PROBLEM TO WORK ON:
Please keep only those lines of the material below that contain the string "https" and copy each one in full.

MATERIAL FOR THE TASK:
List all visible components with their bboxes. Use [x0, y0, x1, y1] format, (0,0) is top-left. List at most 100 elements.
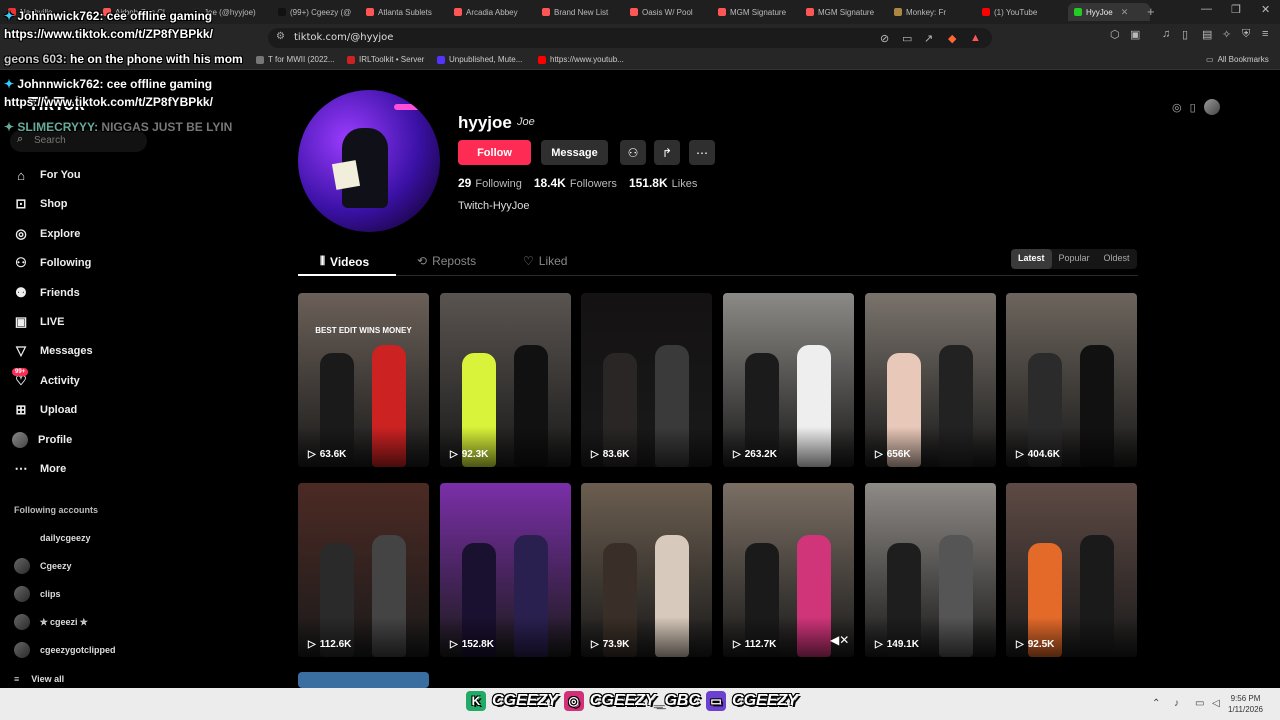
following-account[interactable]: ✮ cgeezi ✮ — [14, 614, 88, 630]
browser-tab[interactable]: MGM Signature — [718, 3, 802, 21]
add-friend-button[interactable]: ⚇ — [620, 140, 646, 165]
brave-shield-icon[interactable]: ◆ — [948, 32, 956, 45]
sidebar-item-activity[interactable]: ♡ 99+ Activity — [12, 367, 242, 393]
browser-tab[interactable]: Brand New List — [542, 3, 626, 21]
video-thumbnail[interactable]: ▷ 152.8K — [440, 483, 571, 657]
follow-button[interactable]: Follow — [458, 140, 531, 165]
reading-list-icon[interactable]: ▣ — [1130, 28, 1140, 41]
video-thumbnail[interactable]: ▷ 92.3K — [440, 293, 571, 467]
video-thumbnail[interactable]: ▷ 656K — [865, 293, 996, 467]
upload-icon: ⊞ — [15, 402, 27, 418]
settings-icon[interactable]: ◎ — [1172, 101, 1182, 114]
browser-tab[interactable]: Arcadia Abbey — [454, 3, 538, 21]
view-count-value: 263.2K — [744, 449, 777, 460]
ai-icon[interactable]: ✧ — [1222, 28, 1231, 41]
volume-icon[interactable]: ◁ — [1212, 698, 1220, 709]
browser-tab[interactable]: (99+) Cgeezy (@ — [278, 3, 360, 21]
following-account[interactable]: Cgeezy — [14, 558, 72, 574]
close-tab-icon[interactable]: ✕ — [1121, 7, 1129, 18]
followers-stat[interactable]: 18.4K Followers — [534, 176, 617, 190]
profile-avatar[interactable] — [298, 90, 440, 232]
tab-liked[interactable]: ♡ Liked — [523, 254, 567, 268]
sidebar-item-for-you[interactable]: ⌂ For You — [12, 163, 242, 187]
message-button[interactable]: Message — [541, 140, 608, 165]
view-count: ▷ 263.2K — [733, 449, 777, 460]
close-window-icon[interactable]: ✕ — [1261, 3, 1270, 16]
following-stat[interactable]: 29 Following — [458, 176, 522, 190]
new-tab-button[interactable]: + — [1147, 4, 1155, 19]
video-thumbnail[interactable]: ▷ 73.9K — [581, 483, 712, 657]
menu-icon[interactable]: ≡ — [1262, 28, 1268, 40]
video-thumbnail[interactable]: ▷ 404.6K — [1006, 293, 1137, 467]
mic-icon[interactable]: ♪ — [1174, 698, 1179, 709]
sidebar-item-friends[interactable]: ⚉ Friends — [12, 281, 242, 305]
sort-oldest[interactable]: Oldest — [1097, 249, 1137, 269]
wallet-icon[interactable]: ▤ — [1202, 28, 1212, 41]
video-thumbnail[interactable]: ▷ 149.1K — [865, 483, 996, 657]
bookmark-item[interactable]: T for MWII (2022... — [256, 55, 335, 64]
sidebar-item-following[interactable]: ⚇ Following — [12, 251, 242, 275]
following-account[interactable]: cgeezygotclipped — [14, 642, 116, 658]
video-thumbnail[interactable]: ▷ 92.5K — [1006, 483, 1137, 657]
video-thumbnail[interactable]: ▷ 263.2K — [723, 293, 854, 467]
sidebar-item-profile[interactable]: Profile — [12, 428, 242, 452]
maximize-icon[interactable]: ❐ — [1231, 3, 1241, 16]
phone-icon[interactable]: ▯ — [1190, 101, 1196, 114]
sidebar-icon[interactable]: ▯ — [1182, 28, 1188, 41]
share-icon[interactable]: ↗ — [924, 32, 933, 45]
browser-tab[interactable]: MGM Signature — [806, 3, 890, 21]
browser-tab[interactable]: Atlanta Sublets — [366, 3, 450, 21]
bookmark-item[interactable]: Unpublished, Mute... — [437, 55, 522, 64]
network-icon[interactable]: ▭ — [1195, 698, 1204, 709]
view-all-button[interactable]: ≡ View all — [14, 674, 64, 684]
bookmark-item[interactable]: IRLToolkit • Server — [347, 55, 424, 64]
repost-icon: ⟲ — [417, 254, 428, 268]
browser-tab[interactable]: (1) YouTube — [982, 3, 1062, 21]
account-avatar — [14, 614, 30, 630]
view-count: ▷ 92.5K — [1016, 639, 1054, 650]
tray-chevron-icon[interactable]: ⌃ — [1152, 698, 1160, 709]
minimize-icon[interactable]: — — [1201, 3, 1212, 15]
share-profile-button[interactable]: ↱ — [654, 140, 680, 165]
sort-latest[interactable]: Latest — [1011, 249, 1052, 269]
following-account[interactable]: clips — [14, 586, 61, 602]
following-account[interactable]: dailycgeezy — [14, 530, 91, 546]
sort-popular[interactable]: Popular — [1052, 249, 1097, 269]
sidebar-item-upload[interactable]: ⊞ Upload — [12, 398, 242, 422]
sidebar-item-more[interactable]: ⋯ More — [12, 457, 242, 481]
browser-tab[interactable]: Monkey: Fr — [894, 3, 978, 21]
browser-tab[interactable]: Oasis W/ Pool — [630, 3, 714, 21]
sidebar-item-messages[interactable]: ▽ Messages — [12, 339, 242, 363]
tab-reposts[interactable]: ⟲ Reposts — [417, 254, 476, 268]
url-text[interactable]: tiktok.com/@hyyjoe — [294, 32, 393, 43]
extensions-icon[interactable]: ⬡ — [1110, 28, 1120, 41]
site-info-icon[interactable]: ⚙ — [276, 31, 285, 42]
brave-rewards-icon[interactable]: ▲ — [970, 32, 981, 44]
video-thumbnail[interactable]: BEST EDIT WINS MONEY ▷ 63.6K — [298, 293, 429, 467]
media-icon[interactable]: ♫ — [1162, 28, 1170, 40]
bookmark-label: https://www.youtub... — [550, 55, 624, 64]
cast-icon[interactable]: ▭ — [902, 32, 912, 45]
browser-tab[interactable]: HyyJoe ✕ — [1068, 3, 1150, 21]
more-options-button[interactable]: ⋯ — [689, 140, 715, 165]
video-thumbnail[interactable]: ▷ 112.6K — [298, 483, 429, 657]
system-clock[interactable]: 9:56 PM 1/11/2026 — [1228, 693, 1263, 715]
omnibox[interactable]: ⚙ tiktok.com/@hyyjoe ⊘ ▭ ↗ ◆ ▲ — [268, 28, 992, 48]
sidebar-item-explore[interactable]: ◎ Explore — [12, 222, 242, 246]
vpn-icon[interactable]: ⛨ — [1242, 28, 1250, 41]
followers-count: 18.4K — [533, 176, 566, 190]
sidebar-item-shop[interactable]: ⊡ Shop — [12, 192, 242, 216]
bookmark-label: IRLToolkit • Server — [359, 55, 425, 64]
view-count-value: 83.6K — [602, 449, 630, 460]
video-thumbnail[interactable] — [298, 672, 429, 688]
tab-videos[interactable]: ⫴ Videos — [320, 254, 369, 269]
bookmark-item[interactable]: https://www.youtub... — [538, 55, 624, 64]
video-thumbnail[interactable]: ▷ 112.7K — [723, 483, 854, 657]
chat-user: Johnnwick762: — [17, 77, 104, 91]
video-thumbnail[interactable]: ▷ 83.6K — [581, 293, 712, 467]
all-bookmarks-button[interactable]: ▭ All Bookmarks — [1206, 55, 1269, 64]
mute-site-icon[interactable]: ⊘ — [880, 32, 889, 45]
sidebar-item-live[interactable]: ▣ LIVE — [12, 310, 242, 334]
sidebar-item-label: Friends — [40, 286, 80, 299]
user-avatar-icon[interactable] — [1203, 99, 1220, 115]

WRITTEN ANSWER:
bookmark-label: https://www.youtub... — [550, 55, 624, 64]
bookmark-item[interactable]: https://www.youtub... — [538, 55, 624, 64]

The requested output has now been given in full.